SET EXERCISE: Take each line containing "xlabel" and report it exactly as written.

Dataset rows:

+---+

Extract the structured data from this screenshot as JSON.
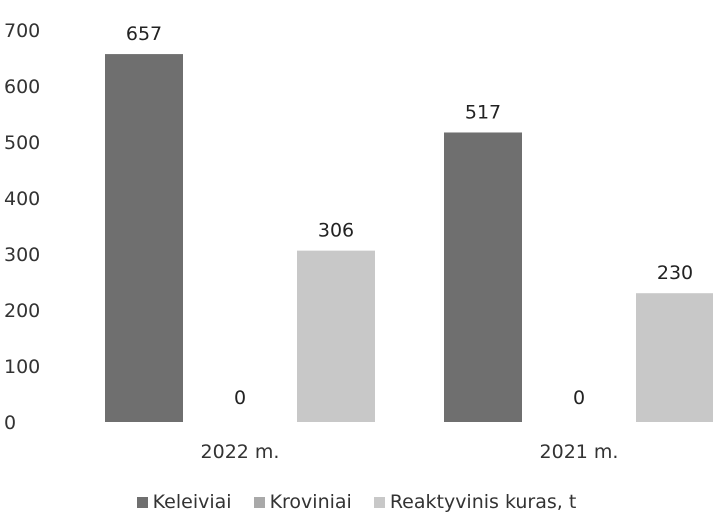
{
  "chart_data": {
    "type": "bar",
    "categories": [
      "2022 m.",
      "2021 m."
    ],
    "series": [
      {
        "name": "Keleiviai",
        "values": [
          657,
          517
        ],
        "color": "#6f6f6f"
      },
      {
        "name": "Kroviniai",
        "values": [
          0,
          0
        ],
        "color": "#a9a9a9"
      },
      {
        "name": "Reaktyvinis kuras, t",
        "values": [
          306,
          230
        ],
        "color": "#c8c8c8"
      }
    ],
    "ylim": [
      0,
      700
    ],
    "yticks": [
      0,
      100,
      200,
      300,
      400,
      500,
      600,
      700
    ],
    "data_labels": [
      [
        "657",
        "0",
        "306"
      ],
      [
        "517",
        "0",
        "230"
      ]
    ],
    "grid": false,
    "legend": "bottom-center"
  }
}
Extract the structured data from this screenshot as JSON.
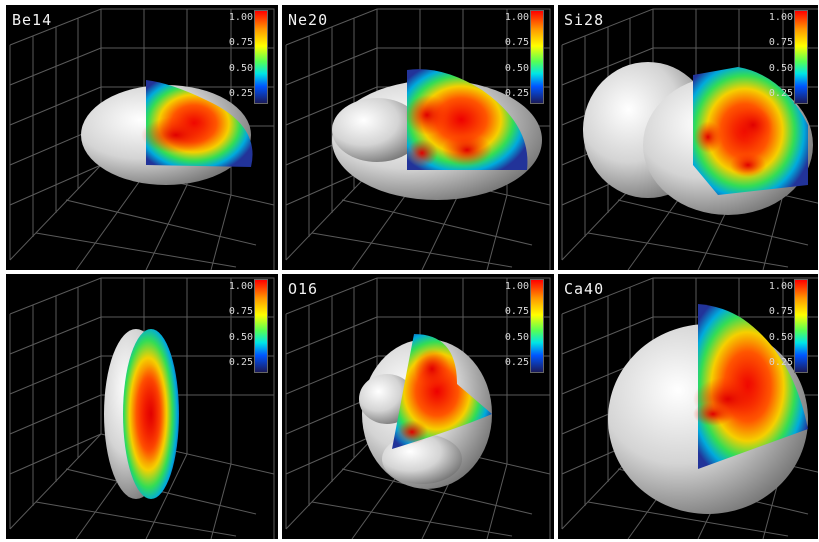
{
  "colorbar": {
    "ticks": [
      "1.00",
      "0.75",
      "0.50",
      "0.25"
    ],
    "colors": [
      "#ff0000",
      "#ff9900",
      "#ffff00",
      "#55ff55",
      "#00e5e5",
      "#0055ff",
      "#1a1a5a"
    ]
  },
  "panels": [
    {
      "label": "Be14"
    },
    {
      "label": "Ne20"
    },
    {
      "label": "Si28"
    },
    {
      "label": ""
    },
    {
      "label": "O16"
    },
    {
      "label": "Ca40"
    }
  ]
}
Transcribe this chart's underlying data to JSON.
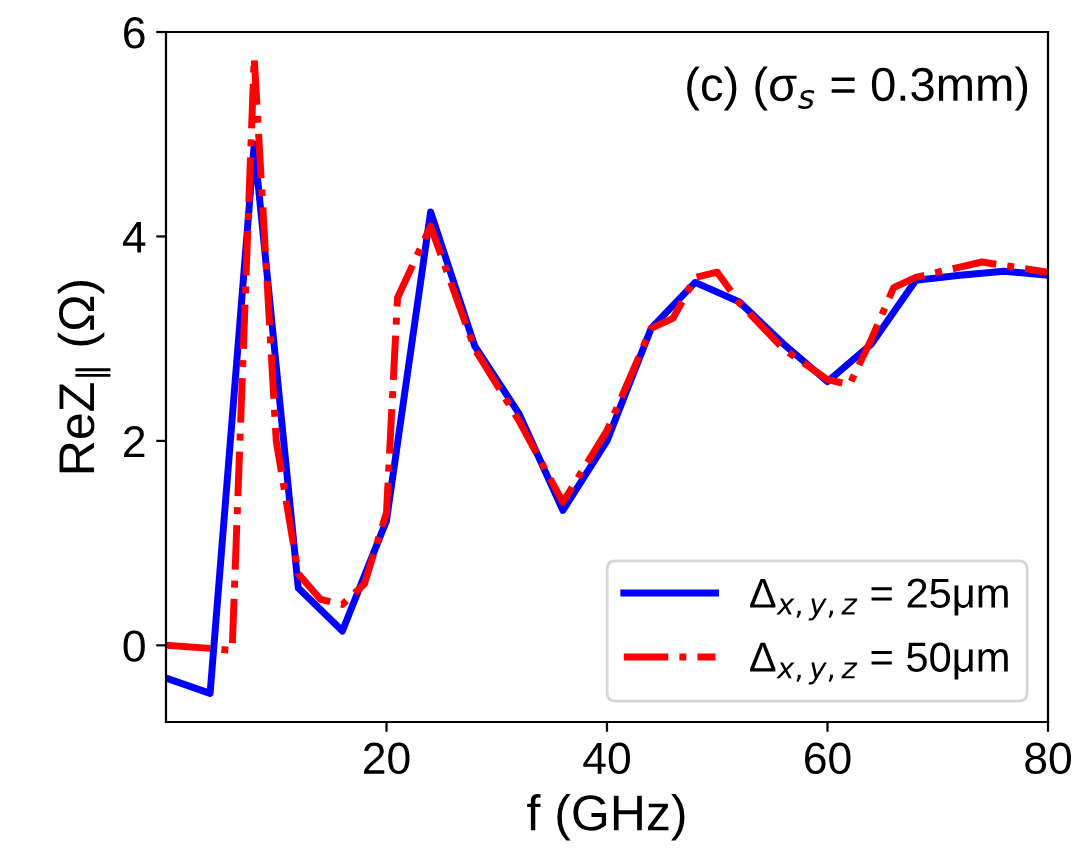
{
  "chart_data": {
    "type": "line",
    "title": "(c) (σ$_{s}$ = 0.3mm)",
    "xlabel": "f (GHz)",
    "ylabel": "ReZ$_{‖}$ (Ω)",
    "xlim": [
      0,
      80
    ],
    "xticks": [
      20,
      40,
      60,
      80
    ],
    "ylim": [
      -0.75,
      6
    ],
    "yticks": [
      0,
      2,
      4,
      6
    ],
    "grid": false,
    "legend": "bottom right",
    "series": [
      {
        "name": "Δ$_{x,y,z}$ = 25μm",
        "color": "#0000ff",
        "line_style": "solid",
        "x": [
          0,
          4,
          8,
          12,
          16,
          20,
          24,
          28,
          32,
          36,
          40,
          44,
          48,
          52,
          56,
          60,
          64,
          68,
          72,
          76,
          80
        ],
        "values": [
          -0.32,
          -0.47,
          4.9,
          0.56,
          0.14,
          1.22,
          4.24,
          2.93,
          2.27,
          1.32,
          2.0,
          3.1,
          3.55,
          3.36,
          2.95,
          2.58,
          2.95,
          3.57,
          3.62,
          3.66,
          3.62
        ]
      },
      {
        "name": "Δ$_{x,y,z}$ = 50μm",
        "color": "#ff0000",
        "line_style": "dashdot",
        "x": [
          0,
          4,
          6,
          8,
          10,
          12,
          14,
          16,
          18,
          20,
          21,
          24,
          28,
          32,
          36,
          40,
          44,
          46,
          48,
          50,
          52,
          56,
          60,
          62,
          64,
          66,
          68,
          72,
          74,
          80
        ],
        "values": [
          0,
          -0.03,
          -0.05,
          5.75,
          2.0,
          0.7,
          0.45,
          0.4,
          0.6,
          1.3,
          3.4,
          4.1,
          2.9,
          2.2,
          1.4,
          2.1,
          3.1,
          3.2,
          3.6,
          3.65,
          3.35,
          2.9,
          2.6,
          2.55,
          3.0,
          3.5,
          3.6,
          3.7,
          3.75,
          3.65
        ]
      }
    ]
  }
}
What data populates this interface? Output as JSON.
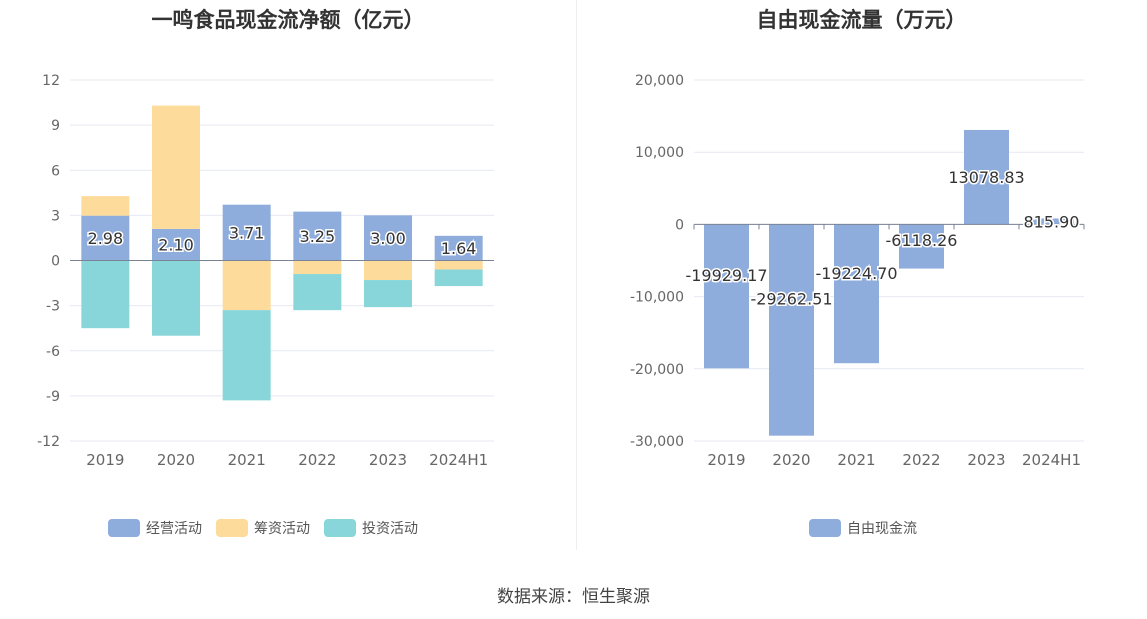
{
  "source": "数据来源：恒生聚源",
  "chart_data": [
    {
      "type": "bar",
      "stacked": true,
      "title": "一鸣食品现金流净额（亿元）",
      "categories": [
        "2019",
        "2020",
        "2021",
        "2022",
        "2023",
        "2024H1"
      ],
      "ylim": [
        -12,
        12
      ],
      "yticks": [
        "12",
        "9",
        "6",
        "3",
        "0",
        "-3",
        "-6",
        "-9",
        "-12"
      ],
      "ytick_values": [
        12,
        9,
        6,
        3,
        0,
        -3,
        -6,
        -9,
        -12
      ],
      "grid": true,
      "legend_position": "bottom",
      "series": [
        {
          "name": "经营活动",
          "color": "#8eacdc",
          "values": [
            2.98,
            2.1,
            3.71,
            3.25,
            3.0,
            1.64
          ],
          "labels": [
            "2.98",
            "2.10",
            "3.71",
            "3.25",
            "3.00",
            "1.64"
          ]
        },
        {
          "name": "筹资活动",
          "color": "#fddb9b",
          "values": [
            1.3,
            8.2,
            -3.3,
            -0.9,
            -1.3,
            -0.6
          ]
        },
        {
          "name": "投资活动",
          "color": "#88d6da",
          "values": [
            -4.5,
            -5.0,
            -6.0,
            -2.4,
            -1.8,
            -1.1
          ]
        }
      ]
    },
    {
      "type": "bar",
      "title": "自由现金流量（万元）",
      "categories": [
        "2019",
        "2020",
        "2021",
        "2022",
        "2023",
        "2024H1"
      ],
      "ylim": [
        -30000,
        20000
      ],
      "yticks": [
        "20,000",
        "10,000",
        "0",
        "-10,000",
        "-20,000",
        "-30,000"
      ],
      "ytick_values": [
        20000,
        10000,
        0,
        -10000,
        -20000,
        -30000
      ],
      "grid": true,
      "legend_position": "bottom",
      "series": [
        {
          "name": "自由现金流",
          "color": "#8eacdc",
          "values": [
            -19929.17,
            -29262.51,
            -19224.7,
            -6118.26,
            13078.83,
            815.9
          ],
          "labels": [
            "-19929.17",
            "-29262.51",
            "-19224.70",
            "-6118.26",
            "13078.83",
            "815.90"
          ]
        }
      ]
    }
  ]
}
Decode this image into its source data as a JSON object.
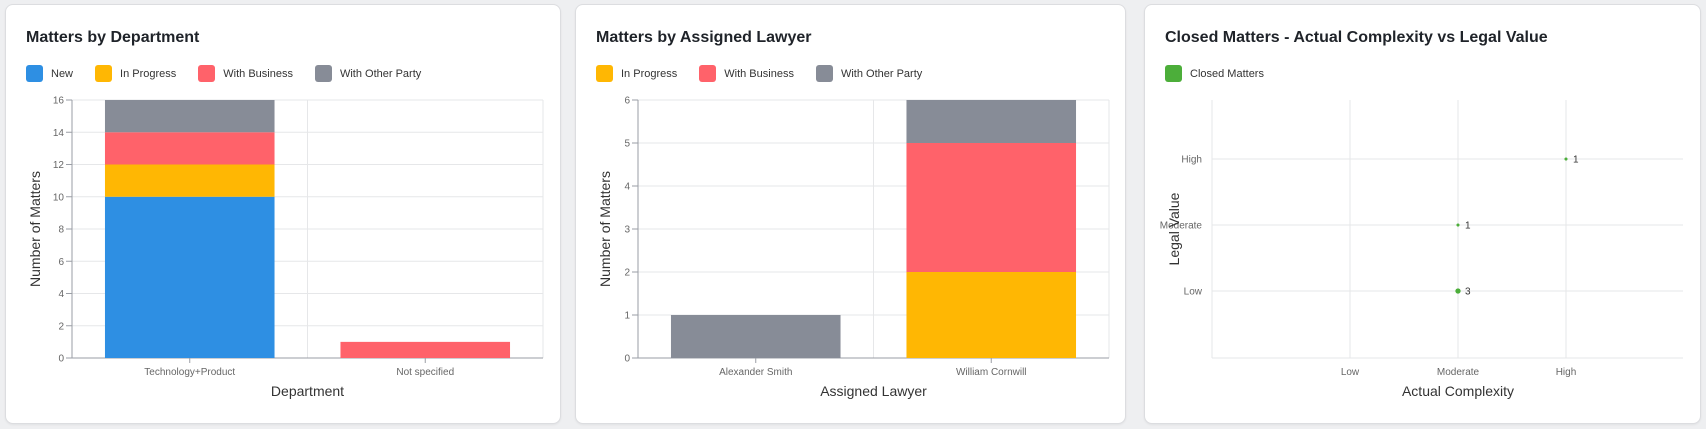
{
  "colors": {
    "new": "#2e8fe3",
    "in_progress": "#ffb703",
    "with_business": "#ff626a",
    "with_other_party": "#878c97",
    "closed": "#4cae3a"
  },
  "charts": {
    "department": {
      "title": "Matters by Department",
      "legend": [
        {
          "label": "New",
          "color": "#2e8fe3"
        },
        {
          "label": "In Progress",
          "color": "#ffb703"
        },
        {
          "label": "With Business",
          "color": "#ff626a"
        },
        {
          "label": "With Other Party",
          "color": "#878c97"
        }
      ]
    },
    "lawyer": {
      "title": "Matters by Assigned Lawyer",
      "legend": [
        {
          "label": "In Progress",
          "color": "#ffb703"
        },
        {
          "label": "With Business",
          "color": "#ff626a"
        },
        {
          "label": "With Other Party",
          "color": "#878c97"
        }
      ]
    },
    "closed": {
      "title": "Closed Matters - Actual Complexity vs Legal Value",
      "legend": [
        {
          "label": "Closed Matters",
          "color": "#4cae3a"
        }
      ]
    }
  },
  "chart_data": [
    {
      "type": "bar",
      "stacked": true,
      "title": "Matters by Department",
      "xlabel": "Department",
      "ylabel": "Number of Matters",
      "categories": [
        "Technology+Product",
        "Not specified"
      ],
      "ylim": [
        0,
        16
      ],
      "yticks": [
        0,
        2,
        4,
        6,
        8,
        10,
        12,
        14,
        16
      ],
      "series": [
        {
          "name": "New",
          "color": "#2e8fe3",
          "values": [
            10,
            0
          ]
        },
        {
          "name": "In Progress",
          "color": "#ffb703",
          "values": [
            2,
            0
          ]
        },
        {
          "name": "With Business",
          "color": "#ff626a",
          "values": [
            2,
            1
          ]
        },
        {
          "name": "With Other Party",
          "color": "#878c97",
          "values": [
            2,
            0
          ]
        }
      ],
      "grid": true,
      "legend": "top-left"
    },
    {
      "type": "bar",
      "stacked": true,
      "title": "Matters by Assigned Lawyer",
      "xlabel": "Assigned Lawyer",
      "ylabel": "Number of Matters",
      "categories": [
        "Alexander Smith",
        "William Cornwill"
      ],
      "ylim": [
        0,
        6
      ],
      "yticks": [
        0,
        1,
        2,
        3,
        4,
        5,
        6
      ],
      "series": [
        {
          "name": "In Progress",
          "color": "#ffb703",
          "values": [
            0,
            2
          ]
        },
        {
          "name": "With Business",
          "color": "#ff626a",
          "values": [
            0,
            3
          ]
        },
        {
          "name": "With Other Party",
          "color": "#878c97",
          "values": [
            1,
            1
          ]
        }
      ],
      "grid": true,
      "legend": "top-left"
    },
    {
      "type": "scatter",
      "title": "Closed Matters - Actual Complexity vs Legal Value",
      "xlabel": "Actual Complexity",
      "ylabel": "Legal Value",
      "xcategories": [
        "Low",
        "Moderate",
        "High"
      ],
      "ycategories": [
        "Low",
        "Moderate",
        "High"
      ],
      "series": [
        {
          "name": "Closed Matters",
          "color": "#4cae3a",
          "points": [
            {
              "x": "Moderate",
              "y": "Low",
              "count": 3
            },
            {
              "x": "Moderate",
              "y": "Moderate",
              "count": 1
            },
            {
              "x": "High",
              "y": "High",
              "count": 1
            }
          ]
        }
      ],
      "grid": true,
      "legend": "top-left"
    }
  ]
}
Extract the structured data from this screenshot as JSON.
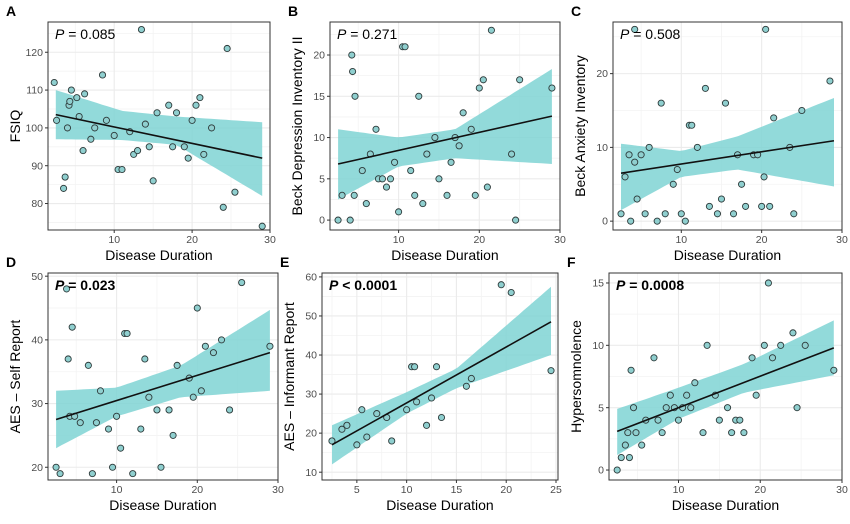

+---+

TASK OUTPUT:
    "xlabel": "f (GHz)",
      "xlabel": "Department",
      "xlabel": "Assigned Lawyer",
      "xlabel": "Actual Complexity",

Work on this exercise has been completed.